*RAW RECORDS*.
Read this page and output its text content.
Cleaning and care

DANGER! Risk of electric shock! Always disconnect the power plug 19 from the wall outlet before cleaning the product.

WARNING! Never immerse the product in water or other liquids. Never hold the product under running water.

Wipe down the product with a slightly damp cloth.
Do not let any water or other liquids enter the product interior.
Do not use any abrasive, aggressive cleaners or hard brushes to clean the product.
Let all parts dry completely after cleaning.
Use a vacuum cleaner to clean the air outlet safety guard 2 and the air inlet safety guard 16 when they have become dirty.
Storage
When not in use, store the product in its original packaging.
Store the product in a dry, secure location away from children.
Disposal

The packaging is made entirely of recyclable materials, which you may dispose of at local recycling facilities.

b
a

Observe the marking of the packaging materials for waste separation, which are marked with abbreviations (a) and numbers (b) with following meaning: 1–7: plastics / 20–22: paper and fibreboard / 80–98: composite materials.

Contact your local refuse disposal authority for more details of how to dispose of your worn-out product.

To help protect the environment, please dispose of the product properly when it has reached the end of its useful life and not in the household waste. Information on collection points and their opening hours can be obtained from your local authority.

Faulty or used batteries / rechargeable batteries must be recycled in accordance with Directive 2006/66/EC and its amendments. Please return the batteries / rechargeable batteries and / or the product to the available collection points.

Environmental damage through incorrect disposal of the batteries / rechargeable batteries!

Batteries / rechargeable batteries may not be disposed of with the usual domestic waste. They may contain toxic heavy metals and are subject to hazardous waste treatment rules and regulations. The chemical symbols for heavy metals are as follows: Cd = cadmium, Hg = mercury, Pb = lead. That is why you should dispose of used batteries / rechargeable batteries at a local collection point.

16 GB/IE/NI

*SHORT TASK*.
Write out all the records above again, exactly as they stand.

*SOLUTION*.
Read this page and output its text content.
Cleaning and care

DANGER! Risk of electric shock! Always disconnect the power plug 19 from the wall outlet before cleaning the product.

WARNING! Never immerse the product in water or other liquids. Never hold the product under running water.

Wipe down the product with a slightly damp cloth.
Do not let any water or other liquids enter the product interior.
Do not use any abrasive, aggressive cleaners or hard brushes to clean the product.
Let all parts dry completely after cleaning.
Use a vacuum cleaner to clean the air outlet safety guard 2 and the air inlet safety guard 16 when they have become dirty.
Storage
When not in use, store the product in its original packaging.
Store the product in a dry, secure location away from children.
Disposal

The packaging is made entirely of recyclable materials, which you may dispose of at local recycling facilities.

b
a

Observe the marking of the packaging materials for waste separation, which are marked with abbreviations (a) and numbers (b) with following meaning: 1–7: plastics / 20–22: paper and fibreboard / 80–98: composite materials.

Contact your local refuse disposal authority for more details of how to dispose of your worn-out product.

To help protect the environment, please dispose of the product properly when it has reached the end of its useful life and not in the household waste. Information on collection points and their opening hours can be obtained from your local authority.

Faulty or used batteries / rechargeable batteries must be recycled in accordance with Directive 2006/66/EC and its amendments. Please return the batteries / rechargeable batteries and / or the product to the available collection points.

Environmental damage through incorrect disposal of the batteries / rechargeable batteries!

Batteries / rechargeable batteries may not be disposed of with the usual domestic waste. They may contain toxic heavy metals and are subject to hazardous waste treatment rules and regulations. The chemical symbols for heavy metals are as follows: Cd = cadmium, Hg = mercury, Pb = lead. That is why you should dispose of used batteries / rechargeable batteries at a local collection point.

16 GB/IE/NI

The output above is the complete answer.